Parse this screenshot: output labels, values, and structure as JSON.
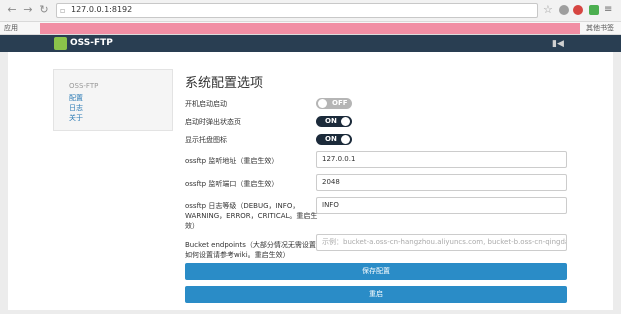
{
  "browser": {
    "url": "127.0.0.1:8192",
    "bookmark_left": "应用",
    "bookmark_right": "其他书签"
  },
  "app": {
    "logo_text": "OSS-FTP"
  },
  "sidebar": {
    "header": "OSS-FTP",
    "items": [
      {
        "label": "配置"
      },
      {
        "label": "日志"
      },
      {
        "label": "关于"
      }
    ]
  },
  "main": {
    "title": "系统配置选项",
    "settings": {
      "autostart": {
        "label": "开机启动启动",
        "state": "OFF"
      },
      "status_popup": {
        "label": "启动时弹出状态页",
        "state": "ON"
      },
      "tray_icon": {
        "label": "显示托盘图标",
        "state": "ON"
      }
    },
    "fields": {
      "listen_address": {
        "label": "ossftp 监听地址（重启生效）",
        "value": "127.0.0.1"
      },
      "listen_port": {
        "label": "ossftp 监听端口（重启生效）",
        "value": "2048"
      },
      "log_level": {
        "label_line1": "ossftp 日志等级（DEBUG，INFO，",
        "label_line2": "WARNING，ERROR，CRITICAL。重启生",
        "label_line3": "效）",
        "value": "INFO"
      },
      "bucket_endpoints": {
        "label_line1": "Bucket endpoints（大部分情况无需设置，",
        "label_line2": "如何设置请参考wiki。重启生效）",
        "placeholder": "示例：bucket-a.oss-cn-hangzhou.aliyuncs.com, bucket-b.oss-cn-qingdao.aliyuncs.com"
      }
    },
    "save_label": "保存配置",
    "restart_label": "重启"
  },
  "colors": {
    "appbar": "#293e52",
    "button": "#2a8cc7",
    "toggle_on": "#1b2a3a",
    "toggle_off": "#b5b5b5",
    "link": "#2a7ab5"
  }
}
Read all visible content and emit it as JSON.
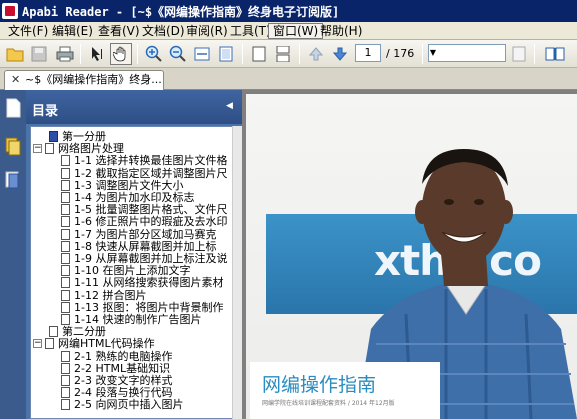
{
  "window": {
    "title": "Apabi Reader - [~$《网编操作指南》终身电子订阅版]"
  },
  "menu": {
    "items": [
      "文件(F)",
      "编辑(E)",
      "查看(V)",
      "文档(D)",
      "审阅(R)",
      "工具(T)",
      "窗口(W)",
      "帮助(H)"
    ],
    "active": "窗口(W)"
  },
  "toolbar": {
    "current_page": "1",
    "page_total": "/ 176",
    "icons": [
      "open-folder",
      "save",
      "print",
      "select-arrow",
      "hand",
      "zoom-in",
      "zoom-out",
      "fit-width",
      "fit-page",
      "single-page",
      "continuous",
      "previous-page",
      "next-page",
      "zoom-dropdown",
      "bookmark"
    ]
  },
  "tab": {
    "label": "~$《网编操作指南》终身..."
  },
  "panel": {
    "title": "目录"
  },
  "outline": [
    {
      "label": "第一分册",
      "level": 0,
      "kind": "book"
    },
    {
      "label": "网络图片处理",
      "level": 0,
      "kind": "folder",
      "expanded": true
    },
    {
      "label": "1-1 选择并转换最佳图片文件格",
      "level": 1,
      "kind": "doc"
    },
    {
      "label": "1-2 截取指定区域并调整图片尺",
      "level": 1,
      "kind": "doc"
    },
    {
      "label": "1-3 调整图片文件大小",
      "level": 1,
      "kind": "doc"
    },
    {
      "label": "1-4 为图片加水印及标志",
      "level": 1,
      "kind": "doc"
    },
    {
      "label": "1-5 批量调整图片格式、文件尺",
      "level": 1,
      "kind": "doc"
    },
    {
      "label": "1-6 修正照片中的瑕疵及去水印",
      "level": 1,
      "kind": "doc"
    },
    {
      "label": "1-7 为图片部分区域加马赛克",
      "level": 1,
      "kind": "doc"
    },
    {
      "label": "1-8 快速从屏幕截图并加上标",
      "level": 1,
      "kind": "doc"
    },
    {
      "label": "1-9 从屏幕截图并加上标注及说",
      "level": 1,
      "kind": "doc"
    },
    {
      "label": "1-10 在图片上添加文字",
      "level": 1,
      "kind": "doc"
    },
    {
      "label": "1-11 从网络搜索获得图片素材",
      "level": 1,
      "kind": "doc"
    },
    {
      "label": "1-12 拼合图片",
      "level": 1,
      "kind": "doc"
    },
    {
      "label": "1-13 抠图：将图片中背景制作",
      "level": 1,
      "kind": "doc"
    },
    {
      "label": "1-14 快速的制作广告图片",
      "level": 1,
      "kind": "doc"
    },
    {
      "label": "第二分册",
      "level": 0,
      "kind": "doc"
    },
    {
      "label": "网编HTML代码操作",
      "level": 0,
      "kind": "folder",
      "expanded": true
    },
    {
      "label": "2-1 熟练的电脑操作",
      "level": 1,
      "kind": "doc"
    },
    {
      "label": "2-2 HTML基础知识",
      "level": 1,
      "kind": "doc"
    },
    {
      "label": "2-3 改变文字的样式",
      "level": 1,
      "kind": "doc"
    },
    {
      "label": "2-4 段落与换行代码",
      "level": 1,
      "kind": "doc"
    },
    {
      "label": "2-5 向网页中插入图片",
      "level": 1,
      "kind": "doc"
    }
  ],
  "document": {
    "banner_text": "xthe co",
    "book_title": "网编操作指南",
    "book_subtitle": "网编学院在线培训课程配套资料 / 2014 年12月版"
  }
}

---

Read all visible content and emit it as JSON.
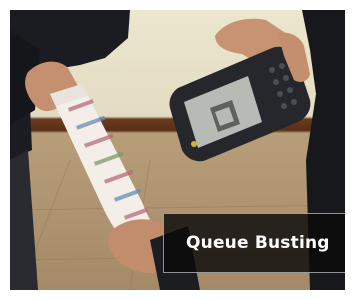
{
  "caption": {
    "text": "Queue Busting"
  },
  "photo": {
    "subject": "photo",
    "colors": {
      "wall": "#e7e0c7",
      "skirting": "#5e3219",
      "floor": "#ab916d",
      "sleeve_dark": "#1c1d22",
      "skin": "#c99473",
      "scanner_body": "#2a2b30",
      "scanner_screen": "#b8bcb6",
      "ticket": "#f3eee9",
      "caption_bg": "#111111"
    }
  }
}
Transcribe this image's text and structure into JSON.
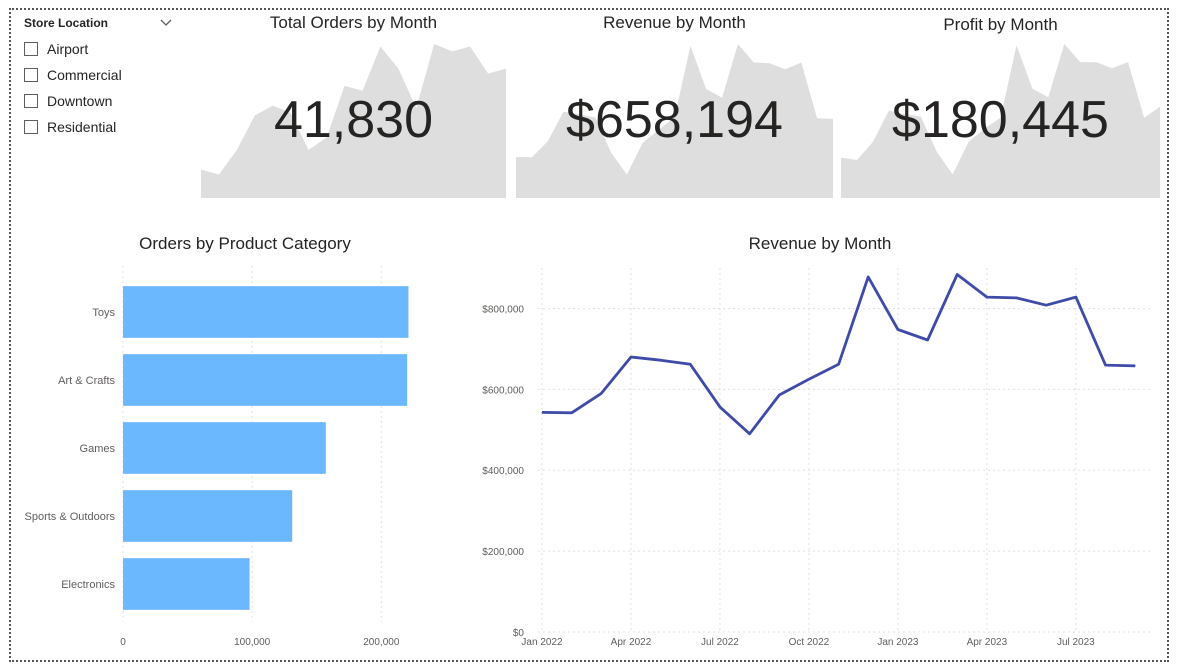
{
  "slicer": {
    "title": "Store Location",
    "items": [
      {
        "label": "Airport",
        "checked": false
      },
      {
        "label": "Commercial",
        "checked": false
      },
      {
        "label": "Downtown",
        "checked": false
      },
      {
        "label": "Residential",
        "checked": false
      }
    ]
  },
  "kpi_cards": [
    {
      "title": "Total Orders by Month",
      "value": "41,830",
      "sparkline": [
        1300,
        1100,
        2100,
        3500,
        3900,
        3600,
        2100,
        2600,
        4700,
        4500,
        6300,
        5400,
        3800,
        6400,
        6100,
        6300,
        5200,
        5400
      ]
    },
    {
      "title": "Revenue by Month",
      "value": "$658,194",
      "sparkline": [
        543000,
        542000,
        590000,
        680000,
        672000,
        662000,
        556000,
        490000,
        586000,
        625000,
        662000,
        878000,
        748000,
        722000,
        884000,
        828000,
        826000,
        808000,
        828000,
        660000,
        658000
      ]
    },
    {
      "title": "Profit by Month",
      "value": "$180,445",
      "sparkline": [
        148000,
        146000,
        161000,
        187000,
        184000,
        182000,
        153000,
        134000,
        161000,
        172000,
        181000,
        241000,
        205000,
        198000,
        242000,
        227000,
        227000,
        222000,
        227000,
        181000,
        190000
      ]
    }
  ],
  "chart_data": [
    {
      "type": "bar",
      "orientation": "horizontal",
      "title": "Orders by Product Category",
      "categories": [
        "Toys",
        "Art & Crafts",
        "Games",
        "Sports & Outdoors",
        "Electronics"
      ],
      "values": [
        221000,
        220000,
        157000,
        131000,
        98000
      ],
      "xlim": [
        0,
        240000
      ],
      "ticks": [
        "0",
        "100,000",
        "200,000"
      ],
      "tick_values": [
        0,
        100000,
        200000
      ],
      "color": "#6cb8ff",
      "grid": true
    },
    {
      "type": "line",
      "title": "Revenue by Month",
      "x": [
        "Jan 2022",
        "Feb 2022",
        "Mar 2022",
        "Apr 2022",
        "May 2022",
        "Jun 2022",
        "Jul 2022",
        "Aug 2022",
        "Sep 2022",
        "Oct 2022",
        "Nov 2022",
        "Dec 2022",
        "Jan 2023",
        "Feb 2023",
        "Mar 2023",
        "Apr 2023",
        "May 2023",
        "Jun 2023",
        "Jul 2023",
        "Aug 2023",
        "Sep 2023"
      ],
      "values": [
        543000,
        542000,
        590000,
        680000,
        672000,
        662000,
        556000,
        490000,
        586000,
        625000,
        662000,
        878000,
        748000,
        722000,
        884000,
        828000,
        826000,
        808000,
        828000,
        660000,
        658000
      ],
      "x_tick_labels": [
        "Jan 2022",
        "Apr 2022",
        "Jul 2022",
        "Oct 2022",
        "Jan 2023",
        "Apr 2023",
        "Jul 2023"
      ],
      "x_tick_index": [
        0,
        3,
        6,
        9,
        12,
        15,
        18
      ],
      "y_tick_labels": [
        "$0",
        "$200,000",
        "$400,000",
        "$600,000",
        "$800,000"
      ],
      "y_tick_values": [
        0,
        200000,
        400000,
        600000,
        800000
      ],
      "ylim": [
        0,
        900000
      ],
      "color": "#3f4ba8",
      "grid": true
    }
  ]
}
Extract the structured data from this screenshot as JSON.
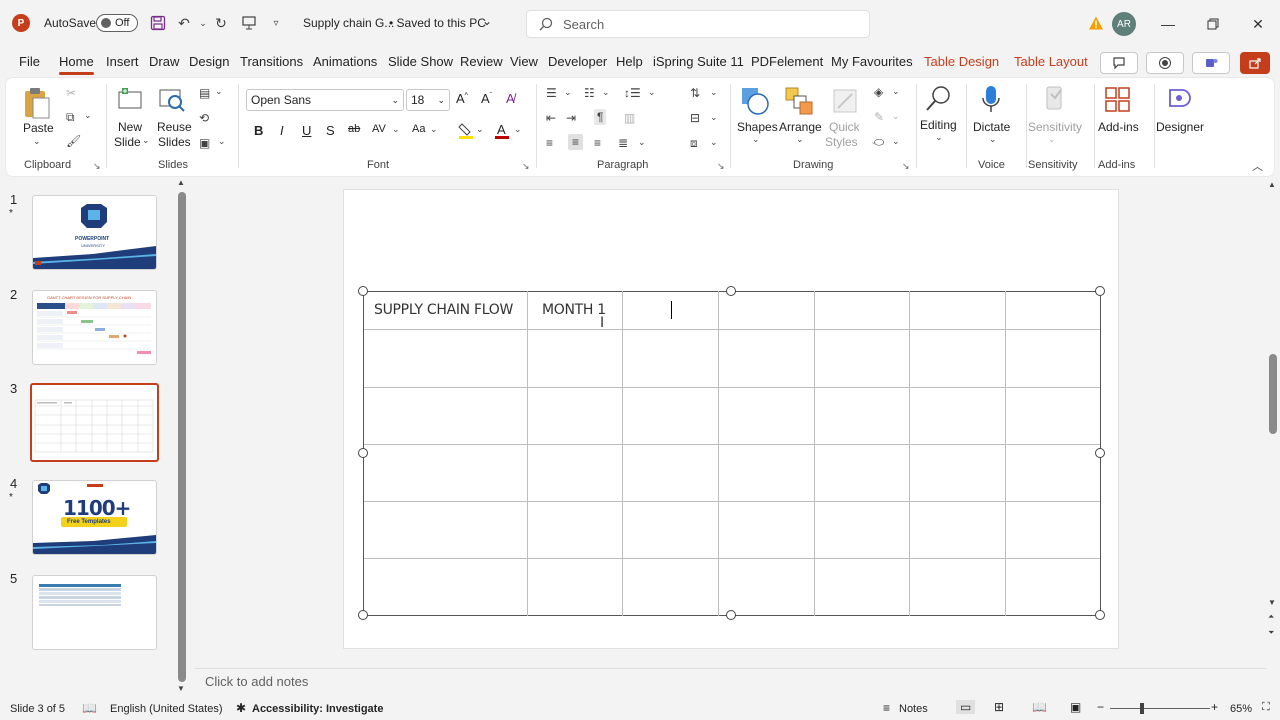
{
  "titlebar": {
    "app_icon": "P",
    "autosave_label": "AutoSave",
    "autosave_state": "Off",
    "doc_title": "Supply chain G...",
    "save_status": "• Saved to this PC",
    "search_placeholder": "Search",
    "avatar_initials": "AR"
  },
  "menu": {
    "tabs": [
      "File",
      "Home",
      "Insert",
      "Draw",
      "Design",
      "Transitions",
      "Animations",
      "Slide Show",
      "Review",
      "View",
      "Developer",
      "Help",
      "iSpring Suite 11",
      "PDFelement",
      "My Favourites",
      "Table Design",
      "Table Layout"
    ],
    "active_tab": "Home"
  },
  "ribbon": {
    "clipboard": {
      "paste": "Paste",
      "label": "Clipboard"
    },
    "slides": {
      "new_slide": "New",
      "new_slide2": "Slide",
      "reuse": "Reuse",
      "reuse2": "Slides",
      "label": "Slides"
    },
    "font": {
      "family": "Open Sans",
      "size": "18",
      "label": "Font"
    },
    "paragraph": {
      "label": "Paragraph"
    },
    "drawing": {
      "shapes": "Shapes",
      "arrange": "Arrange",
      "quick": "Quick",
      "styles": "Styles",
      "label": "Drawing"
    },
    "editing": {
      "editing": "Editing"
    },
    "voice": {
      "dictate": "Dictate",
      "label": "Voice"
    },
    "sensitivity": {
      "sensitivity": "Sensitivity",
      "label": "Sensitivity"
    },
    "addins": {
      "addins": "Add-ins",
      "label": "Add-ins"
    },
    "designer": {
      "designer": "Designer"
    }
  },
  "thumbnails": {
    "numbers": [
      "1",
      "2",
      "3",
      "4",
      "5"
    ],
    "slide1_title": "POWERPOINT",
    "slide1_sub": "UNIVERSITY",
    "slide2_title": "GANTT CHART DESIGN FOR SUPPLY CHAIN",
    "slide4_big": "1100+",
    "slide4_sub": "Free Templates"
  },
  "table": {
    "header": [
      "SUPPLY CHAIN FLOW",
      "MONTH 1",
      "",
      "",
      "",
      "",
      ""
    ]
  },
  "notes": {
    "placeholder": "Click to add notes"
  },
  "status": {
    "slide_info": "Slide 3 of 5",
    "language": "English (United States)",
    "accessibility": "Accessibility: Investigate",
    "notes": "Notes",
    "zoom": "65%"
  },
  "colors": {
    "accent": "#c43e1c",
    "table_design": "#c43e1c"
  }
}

> INSTRUCTIONS TO FOLLOW: Gather up the lines that contain the word "screenshot".

> OUTPUT BELOW:
Parse this screenshot: output labels, values, and structure as JSON.
Extract the structured data from this screenshot as JSON.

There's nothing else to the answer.